▸ **Work required**: Exactly as they appear, output all of the entries.

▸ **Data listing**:
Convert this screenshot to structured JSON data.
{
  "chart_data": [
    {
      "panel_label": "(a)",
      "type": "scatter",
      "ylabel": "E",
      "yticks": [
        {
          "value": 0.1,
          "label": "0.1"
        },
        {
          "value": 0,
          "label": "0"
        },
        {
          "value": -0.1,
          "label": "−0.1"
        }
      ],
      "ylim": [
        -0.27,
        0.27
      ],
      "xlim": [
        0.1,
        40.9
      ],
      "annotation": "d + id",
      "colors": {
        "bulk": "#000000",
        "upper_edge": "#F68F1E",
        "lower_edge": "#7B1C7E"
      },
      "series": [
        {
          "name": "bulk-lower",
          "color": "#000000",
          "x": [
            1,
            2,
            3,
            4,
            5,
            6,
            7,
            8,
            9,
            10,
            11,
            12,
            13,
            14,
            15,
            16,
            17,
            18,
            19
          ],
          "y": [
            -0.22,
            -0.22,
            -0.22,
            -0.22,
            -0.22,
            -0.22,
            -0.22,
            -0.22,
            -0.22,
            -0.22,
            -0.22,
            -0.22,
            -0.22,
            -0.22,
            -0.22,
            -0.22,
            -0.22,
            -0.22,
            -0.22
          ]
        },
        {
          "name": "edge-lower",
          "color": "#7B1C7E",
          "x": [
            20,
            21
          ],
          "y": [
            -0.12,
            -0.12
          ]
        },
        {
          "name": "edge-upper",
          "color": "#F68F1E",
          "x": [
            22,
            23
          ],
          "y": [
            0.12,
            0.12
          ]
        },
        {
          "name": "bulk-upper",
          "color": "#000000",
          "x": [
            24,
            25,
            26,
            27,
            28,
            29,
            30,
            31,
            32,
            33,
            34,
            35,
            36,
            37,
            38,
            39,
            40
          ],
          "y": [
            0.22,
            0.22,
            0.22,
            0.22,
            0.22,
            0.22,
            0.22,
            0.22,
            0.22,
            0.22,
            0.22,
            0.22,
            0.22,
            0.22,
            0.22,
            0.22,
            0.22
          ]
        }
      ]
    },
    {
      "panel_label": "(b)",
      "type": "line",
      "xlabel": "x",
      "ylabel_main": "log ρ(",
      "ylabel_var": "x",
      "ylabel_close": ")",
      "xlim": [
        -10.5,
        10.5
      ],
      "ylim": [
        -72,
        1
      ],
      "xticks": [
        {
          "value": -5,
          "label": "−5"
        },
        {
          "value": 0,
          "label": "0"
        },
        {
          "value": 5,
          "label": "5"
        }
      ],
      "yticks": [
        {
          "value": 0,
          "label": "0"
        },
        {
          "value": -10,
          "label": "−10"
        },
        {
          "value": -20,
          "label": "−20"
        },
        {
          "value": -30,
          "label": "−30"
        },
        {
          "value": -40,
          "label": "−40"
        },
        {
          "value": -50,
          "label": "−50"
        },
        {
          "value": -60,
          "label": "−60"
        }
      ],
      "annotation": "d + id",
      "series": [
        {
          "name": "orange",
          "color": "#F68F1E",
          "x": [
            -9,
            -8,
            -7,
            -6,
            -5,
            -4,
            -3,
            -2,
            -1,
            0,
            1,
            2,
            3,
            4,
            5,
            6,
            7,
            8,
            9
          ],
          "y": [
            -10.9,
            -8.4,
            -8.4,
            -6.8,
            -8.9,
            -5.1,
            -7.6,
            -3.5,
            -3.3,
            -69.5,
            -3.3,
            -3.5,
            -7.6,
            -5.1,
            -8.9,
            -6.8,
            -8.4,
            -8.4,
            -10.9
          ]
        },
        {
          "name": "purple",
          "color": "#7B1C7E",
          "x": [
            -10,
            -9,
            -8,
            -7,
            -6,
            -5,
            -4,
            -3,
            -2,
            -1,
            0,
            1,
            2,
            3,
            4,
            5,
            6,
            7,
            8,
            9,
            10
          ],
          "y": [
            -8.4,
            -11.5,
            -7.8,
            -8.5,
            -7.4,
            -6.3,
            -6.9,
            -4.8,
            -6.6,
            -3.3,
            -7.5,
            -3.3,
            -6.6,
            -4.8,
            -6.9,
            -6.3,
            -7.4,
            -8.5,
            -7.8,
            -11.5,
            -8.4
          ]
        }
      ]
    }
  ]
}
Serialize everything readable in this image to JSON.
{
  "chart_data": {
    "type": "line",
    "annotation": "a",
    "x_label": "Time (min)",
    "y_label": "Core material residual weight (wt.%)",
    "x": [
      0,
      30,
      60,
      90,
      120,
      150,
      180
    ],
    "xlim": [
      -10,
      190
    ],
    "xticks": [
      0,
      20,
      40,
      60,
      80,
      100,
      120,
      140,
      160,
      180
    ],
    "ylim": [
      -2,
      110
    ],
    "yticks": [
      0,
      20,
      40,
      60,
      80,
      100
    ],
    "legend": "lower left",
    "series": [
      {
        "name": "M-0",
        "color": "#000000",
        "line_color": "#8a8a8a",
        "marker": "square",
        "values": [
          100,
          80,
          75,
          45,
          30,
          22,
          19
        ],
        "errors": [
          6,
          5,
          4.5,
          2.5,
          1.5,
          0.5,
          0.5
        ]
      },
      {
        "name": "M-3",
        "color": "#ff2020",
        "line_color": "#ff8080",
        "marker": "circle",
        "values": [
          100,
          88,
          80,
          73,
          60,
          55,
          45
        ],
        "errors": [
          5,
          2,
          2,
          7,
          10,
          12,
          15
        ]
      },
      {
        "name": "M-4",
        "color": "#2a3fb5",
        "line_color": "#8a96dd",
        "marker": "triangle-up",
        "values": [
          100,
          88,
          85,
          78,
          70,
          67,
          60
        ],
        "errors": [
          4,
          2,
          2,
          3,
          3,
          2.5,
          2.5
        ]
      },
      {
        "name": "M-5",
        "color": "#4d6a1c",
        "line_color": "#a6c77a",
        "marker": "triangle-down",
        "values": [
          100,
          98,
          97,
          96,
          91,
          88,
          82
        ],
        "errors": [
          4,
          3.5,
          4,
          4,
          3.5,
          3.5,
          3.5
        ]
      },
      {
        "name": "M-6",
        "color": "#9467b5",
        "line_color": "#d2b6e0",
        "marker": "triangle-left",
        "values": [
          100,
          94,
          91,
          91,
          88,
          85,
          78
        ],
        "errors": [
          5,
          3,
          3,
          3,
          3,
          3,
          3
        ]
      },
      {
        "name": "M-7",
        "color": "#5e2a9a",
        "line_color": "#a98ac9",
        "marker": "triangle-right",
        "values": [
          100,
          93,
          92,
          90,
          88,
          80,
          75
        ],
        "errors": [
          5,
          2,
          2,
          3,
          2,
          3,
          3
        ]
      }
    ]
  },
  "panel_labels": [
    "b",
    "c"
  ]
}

▸ **Result**:
Convert this screenshot to structured JSON data.
{
  "chart_data": [
    {
      "panel_label": "(a)",
      "type": "scatter",
      "ylabel": "E",
      "yticks": [
        {
          "value": 0.1,
          "label": "0.1"
        },
        {
          "value": 0,
          "label": "0"
        },
        {
          "value": -0.1,
          "label": "−0.1"
        }
      ],
      "ylim": [
        -0.27,
        0.27
      ],
      "xlim": [
        0.1,
        40.9
      ],
      "annotation": "d + id",
      "colors": {
        "bulk": "#000000",
        "upper_edge": "#F68F1E",
        "lower_edge": "#7B1C7E"
      },
      "series": [
        {
          "name": "bulk-lower",
          "color": "#000000",
          "x": [
            1,
            2,
            3,
            4,
            5,
            6,
            7,
            8,
            9,
            10,
            11,
            12,
            13,
            14,
            15,
            16,
            17,
            18,
            19
          ],
          "y": [
            -0.22,
            -0.22,
            -0.22,
            -0.22,
            -0.22,
            -0.22,
            -0.22,
            -0.22,
            -0.22,
            -0.22,
            -0.22,
            -0.22,
            -0.22,
            -0.22,
            -0.22,
            -0.22,
            -0.22,
            -0.22,
            -0.22
          ]
        },
        {
          "name": "edge-lower",
          "color": "#7B1C7E",
          "x": [
            20,
            21
          ],
          "y": [
            -0.12,
            -0.12
          ]
        },
        {
          "name": "edge-upper",
          "color": "#F68F1E",
          "x": [
            22,
            23
          ],
          "y": [
            0.12,
            0.12
          ]
        },
        {
          "name": "bulk-upper",
          "color": "#000000",
          "x": [
            24,
            25,
            26,
            27,
            28,
            29,
            30,
            31,
            32,
            33,
            34,
            35,
            36,
            37,
            38,
            39,
            40
          ],
          "y": [
            0.22,
            0.22,
            0.22,
            0.22,
            0.22,
            0.22,
            0.22,
            0.22,
            0.22,
            0.22,
            0.22,
            0.22,
            0.22,
            0.22,
            0.22,
            0.22,
            0.22
          ]
        }
      ]
    },
    {
      "panel_label": "(b)",
      "type": "line",
      "xlabel": "x",
      "ylabel_main": "log ρ(",
      "ylabel_var": "x",
      "ylabel_close": ")",
      "xlim": [
        -10.5,
        10.5
      ],
      "ylim": [
        -72,
        1
      ],
      "xticks": [
        {
          "value": -5,
          "label": "−5"
        },
        {
          "value": 0,
          "label": "0"
        },
        {
          "value": 5,
          "label": "5"
        }
      ],
      "yticks": [
        {
          "value": 0,
          "label": "0"
        },
        {
          "value": -10,
          "label": "−10"
        },
        {
          "value": -20,
          "label": "−20"
        },
        {
          "value": -30,
          "label": "−30"
        },
        {
          "value": -40,
          "label": "−40"
        },
        {
          "value": -50,
          "label": "−50"
        },
        {
          "value": -60,
          "label": "−60"
        }
      ],
      "annotation": "d + id",
      "series": [
        {
          "name": "orange",
          "color": "#F68F1E",
          "x": [
            -9,
            -8,
            -7,
            -6,
            -5,
            -4,
            -3,
            -2,
            -1,
            0,
            1,
            2,
            3,
            4,
            5,
            6,
            7,
            8,
            9
          ],
          "y": [
            -10.9,
            -8.4,
            -8.4,
            -6.8,
            -8.9,
            -5.1,
            -7.6,
            -3.5,
            -3.3,
            -69.5,
            -3.3,
            -3.5,
            -7.6,
            -5.1,
            -8.9,
            -6.8,
            -8.4,
            -8.4,
            -10.9
          ]
        },
        {
          "name": "purple",
          "color": "#7B1C7E",
          "x": [
            -10,
            -9,
            -8,
            -7,
            -6,
            -5,
            -4,
            -3,
            -2,
            -1,
            0,
            1,
            2,
            3,
            4,
            5,
            6,
            7,
            8,
            9,
            10
          ],
          "y": [
            -8.4,
            -11.5,
            -7.8,
            -8.5,
            -7.4,
            -6.3,
            -6.9,
            -4.8,
            -6.6,
            -3.3,
            -7.5,
            -3.3,
            -6.6,
            -4.8,
            -6.9,
            -6.3,
            -7.4,
            -8.5,
            -7.8,
            -11.5,
            -8.4
          ]
        }
      ]
    }
  ]
}
Serialize everything readable in this image to JSON.
{
  "chart_data": {
    "type": "line",
    "annotation": "a",
    "x_label": "Time (min)",
    "y_label": "Core material residual weight (wt.%)",
    "x": [
      0,
      30,
      60,
      90,
      120,
      150,
      180
    ],
    "xlim": [
      -10,
      190
    ],
    "xticks": [
      0,
      20,
      40,
      60,
      80,
      100,
      120,
      140,
      160,
      180
    ],
    "ylim": [
      -2,
      110
    ],
    "yticks": [
      0,
      20,
      40,
      60,
      80,
      100
    ],
    "legend": "lower left",
    "series": [
      {
        "name": "M-0",
        "color": "#000000",
        "line_color": "#8a8a8a",
        "marker": "square",
        "values": [
          100,
          80,
          75,
          45,
          30,
          22,
          19
        ],
        "errors": [
          6,
          5,
          4.5,
          2.5,
          1.5,
          0.5,
          0.5
        ]
      },
      {
        "name": "M-3",
        "color": "#ff2020",
        "line_color": "#ff8080",
        "marker": "circle",
        "values": [
          100,
          88,
          80,
          73,
          60,
          55,
          45
        ],
        "errors": [
          5,
          2,
          2,
          7,
          10,
          12,
          15
        ]
      },
      {
        "name": "M-4",
        "color": "#2a3fb5",
        "line_color": "#8a96dd",
        "marker": "triangle-up",
        "values": [
          100,
          88,
          85,
          78,
          70,
          67,
          60
        ],
        "errors": [
          4,
          2,
          2,
          3,
          3,
          2.5,
          2.5
        ]
      },
      {
        "name": "M-5",
        "color": "#4d6a1c",
        "line_color": "#a6c77a",
        "marker": "triangle-down",
        "values": [
          100,
          98,
          97,
          96,
          91,
          88,
          82
        ],
        "errors": [
          4,
          3.5,
          4,
          4,
          3.5,
          3.5,
          3.5
        ]
      },
      {
        "name": "M-6",
        "color": "#9467b5",
        "line_color": "#d2b6e0",
        "marker": "triangle-left",
        "values": [
          100,
          94,
          91,
          91,
          88,
          85,
          78
        ],
        "errors": [
          5,
          3,
          3,
          3,
          3,
          3,
          3
        ]
      },
      {
        "name": "M-7",
        "color": "#5e2a9a",
        "line_color": "#a98ac9",
        "marker": "triangle-right",
        "values": [
          100,
          93,
          92,
          90,
          88,
          80,
          75
        ],
        "errors": [
          5,
          2,
          2,
          3,
          2,
          3,
          3
        ]
      }
    ]
  },
  "panel_labels": [
    "b",
    "c"
  ]
}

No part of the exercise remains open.